Requirements —
Provide only the number of lines in the data below that contain the word "recursos".

»»

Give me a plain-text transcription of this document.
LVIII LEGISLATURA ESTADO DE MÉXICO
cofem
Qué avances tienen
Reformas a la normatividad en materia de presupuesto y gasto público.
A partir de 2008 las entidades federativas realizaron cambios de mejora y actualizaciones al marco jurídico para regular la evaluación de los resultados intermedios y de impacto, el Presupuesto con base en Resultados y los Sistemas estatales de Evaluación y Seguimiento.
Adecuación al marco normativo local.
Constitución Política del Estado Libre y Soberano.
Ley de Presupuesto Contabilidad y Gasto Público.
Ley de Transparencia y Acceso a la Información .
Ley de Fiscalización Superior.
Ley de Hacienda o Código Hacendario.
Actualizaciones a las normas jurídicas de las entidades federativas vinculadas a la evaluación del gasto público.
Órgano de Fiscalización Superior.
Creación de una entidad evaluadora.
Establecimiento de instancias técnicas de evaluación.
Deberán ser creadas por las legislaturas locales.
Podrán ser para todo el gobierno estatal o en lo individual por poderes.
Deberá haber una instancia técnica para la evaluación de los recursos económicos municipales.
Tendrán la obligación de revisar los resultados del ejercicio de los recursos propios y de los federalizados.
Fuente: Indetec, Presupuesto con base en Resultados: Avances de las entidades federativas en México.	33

««

Exercise response —
2